** Data **
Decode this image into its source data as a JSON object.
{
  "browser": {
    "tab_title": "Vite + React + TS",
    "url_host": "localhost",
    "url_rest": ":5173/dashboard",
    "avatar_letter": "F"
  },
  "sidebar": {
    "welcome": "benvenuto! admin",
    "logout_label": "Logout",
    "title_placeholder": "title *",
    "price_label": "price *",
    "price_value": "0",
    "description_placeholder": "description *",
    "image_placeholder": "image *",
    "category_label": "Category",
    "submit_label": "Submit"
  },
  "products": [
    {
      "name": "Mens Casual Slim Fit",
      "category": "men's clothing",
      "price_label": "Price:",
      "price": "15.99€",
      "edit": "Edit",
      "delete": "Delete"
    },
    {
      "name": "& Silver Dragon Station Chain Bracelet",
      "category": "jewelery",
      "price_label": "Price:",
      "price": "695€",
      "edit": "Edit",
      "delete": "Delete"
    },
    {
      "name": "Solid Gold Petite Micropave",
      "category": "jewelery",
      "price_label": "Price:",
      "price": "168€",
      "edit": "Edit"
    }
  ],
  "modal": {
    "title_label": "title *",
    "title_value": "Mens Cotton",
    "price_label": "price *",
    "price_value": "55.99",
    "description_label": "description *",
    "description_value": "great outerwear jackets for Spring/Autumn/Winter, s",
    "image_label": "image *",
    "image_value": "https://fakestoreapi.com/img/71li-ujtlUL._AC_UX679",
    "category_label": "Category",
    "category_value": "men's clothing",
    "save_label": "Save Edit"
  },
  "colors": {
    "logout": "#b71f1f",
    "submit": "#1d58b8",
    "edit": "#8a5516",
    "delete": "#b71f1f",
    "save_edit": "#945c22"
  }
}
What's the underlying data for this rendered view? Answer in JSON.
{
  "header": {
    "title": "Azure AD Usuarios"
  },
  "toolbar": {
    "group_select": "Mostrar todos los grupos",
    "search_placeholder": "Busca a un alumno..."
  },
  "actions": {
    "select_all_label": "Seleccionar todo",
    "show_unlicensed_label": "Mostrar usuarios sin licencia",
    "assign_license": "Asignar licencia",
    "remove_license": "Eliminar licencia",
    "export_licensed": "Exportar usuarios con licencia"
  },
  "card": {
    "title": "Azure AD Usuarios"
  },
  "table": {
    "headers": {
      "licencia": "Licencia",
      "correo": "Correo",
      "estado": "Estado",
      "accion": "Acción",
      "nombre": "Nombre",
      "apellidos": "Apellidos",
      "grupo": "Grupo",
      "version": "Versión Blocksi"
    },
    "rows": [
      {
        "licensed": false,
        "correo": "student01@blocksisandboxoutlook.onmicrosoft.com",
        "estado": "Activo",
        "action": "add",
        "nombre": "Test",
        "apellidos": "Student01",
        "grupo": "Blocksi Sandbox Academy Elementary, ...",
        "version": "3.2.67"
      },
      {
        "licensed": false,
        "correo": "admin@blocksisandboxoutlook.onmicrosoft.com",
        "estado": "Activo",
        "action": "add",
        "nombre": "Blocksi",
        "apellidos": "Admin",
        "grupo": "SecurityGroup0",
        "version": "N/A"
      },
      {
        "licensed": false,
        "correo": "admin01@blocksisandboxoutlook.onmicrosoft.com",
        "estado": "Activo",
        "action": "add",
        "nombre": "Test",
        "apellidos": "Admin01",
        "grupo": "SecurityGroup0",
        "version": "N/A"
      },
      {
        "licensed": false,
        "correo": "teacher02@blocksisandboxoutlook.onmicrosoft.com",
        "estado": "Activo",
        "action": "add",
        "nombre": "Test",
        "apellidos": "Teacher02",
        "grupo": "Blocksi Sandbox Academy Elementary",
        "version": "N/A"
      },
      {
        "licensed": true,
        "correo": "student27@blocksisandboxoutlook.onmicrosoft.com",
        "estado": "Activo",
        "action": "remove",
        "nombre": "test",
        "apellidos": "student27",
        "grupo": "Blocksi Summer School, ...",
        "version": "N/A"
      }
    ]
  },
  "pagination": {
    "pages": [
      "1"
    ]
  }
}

** What you have to do **
Quote the material exactly, leaving nothing out.

** Exercise response **
Decode this image into its source data as a JSON object.
{
  "browser": {
    "tab_title": "Vite + React + TS",
    "url_host": "localhost",
    "url_rest": ":5173/dashboard",
    "avatar_letter": "F"
  },
  "sidebar": {
    "welcome": "benvenuto! admin",
    "logout_label": "Logout",
    "title_placeholder": "title *",
    "price_label": "price *",
    "price_value": "0",
    "description_placeholder": "description *",
    "image_placeholder": "image *",
    "category_label": "Category",
    "submit_label": "Submit"
  },
  "products": [
    {
      "name": "Mens Casual Slim Fit",
      "category": "men's clothing",
      "price_label": "Price:",
      "price": "15.99€",
      "edit": "Edit",
      "delete": "Delete"
    },
    {
      "name": "& Silver Dragon Station Chain Bracelet",
      "category": "jewelery",
      "price_label": "Price:",
      "price": "695€",
      "edit": "Edit",
      "delete": "Delete"
    },
    {
      "name": "Solid Gold Petite Micropave",
      "category": "jewelery",
      "price_label": "Price:",
      "price": "168€",
      "edit": "Edit"
    }
  ],
  "modal": {
    "title_label": "title *",
    "title_value": "Mens Cotton",
    "price_label": "price *",
    "price_value": "55.99",
    "description_label": "description *",
    "description_value": "great outerwear jackets for Spring/Autumn/Winter, s",
    "image_label": "image *",
    "image_value": "https://fakestoreapi.com/img/71li-ujtlUL._AC_UX679",
    "category_label": "Category",
    "category_value": "men's clothing",
    "save_label": "Save Edit"
  },
  "colors": {
    "logout": "#b71f1f",
    "submit": "#1d58b8",
    "edit": "#8a5516",
    "delete": "#b71f1f",
    "save_edit": "#945c22"
  }
}
What's the underlying data for this rendered view? Answer in JSON.
{
  "header": {
    "title": "Azure AD Usuarios"
  },
  "toolbar": {
    "group_select": "Mostrar todos los grupos",
    "search_placeholder": "Busca a un alumno..."
  },
  "actions": {
    "select_all_label": "Seleccionar todo",
    "show_unlicensed_label": "Mostrar usuarios sin licencia",
    "assign_license": "Asignar licencia",
    "remove_license": "Eliminar licencia",
    "export_licensed": "Exportar usuarios con licencia"
  },
  "card": {
    "title": "Azure AD Usuarios"
  },
  "table": {
    "headers": {
      "licencia": "Licencia",
      "correo": "Correo",
      "estado": "Estado",
      "accion": "Acción",
      "nombre": "Nombre",
      "apellidos": "Apellidos",
      "grupo": "Grupo",
      "version": "Versión Blocksi"
    },
    "rows": [
      {
        "licensed": false,
        "correo": "student01@blocksisandboxoutlook.onmicrosoft.com",
        "estado": "Activo",
        "action": "add",
        "nombre": "Test",
        "apellidos": "Student01",
        "grupo": "Blocksi Sandbox Academy Elementary, ...",
        "version": "3.2.67"
      },
      {
        "licensed": false,
        "correo": "admin@blocksisandboxoutlook.onmicrosoft.com",
        "estado": "Activo",
        "action": "add",
        "nombre": "Blocksi",
        "apellidos": "Admin",
        "grupo": "SecurityGroup0",
        "version": "N/A"
      },
      {
        "licensed": false,
        "correo": "admin01@blocksisandboxoutlook.onmicrosoft.com",
        "estado": "Activo",
        "action": "add",
        "nombre": "Test",
        "apellidos": "Admin01",
        "grupo": "SecurityGroup0",
        "version": "N/A"
      },
      {
        "licensed": false,
        "correo": "teacher02@blocksisandboxoutlook.onmicrosoft.com",
        "estado": "Activo",
        "action": "add",
        "nombre": "Test",
        "apellidos": "Teacher02",
        "grupo": "Blocksi Sandbox Academy Elementary",
        "version": "N/A"
      },
      {
        "licensed": true,
        "correo": "student27@blocksisandboxoutlook.onmicrosoft.com",
        "estado": "Activo",
        "action": "remove",
        "nombre": "test",
        "apellidos": "student27",
        "grupo": "Blocksi Summer School, ...",
        "version": "N/A"
      }
    ]
  },
  "pagination": {
    "pages": [
      "1"
    ]
  }
}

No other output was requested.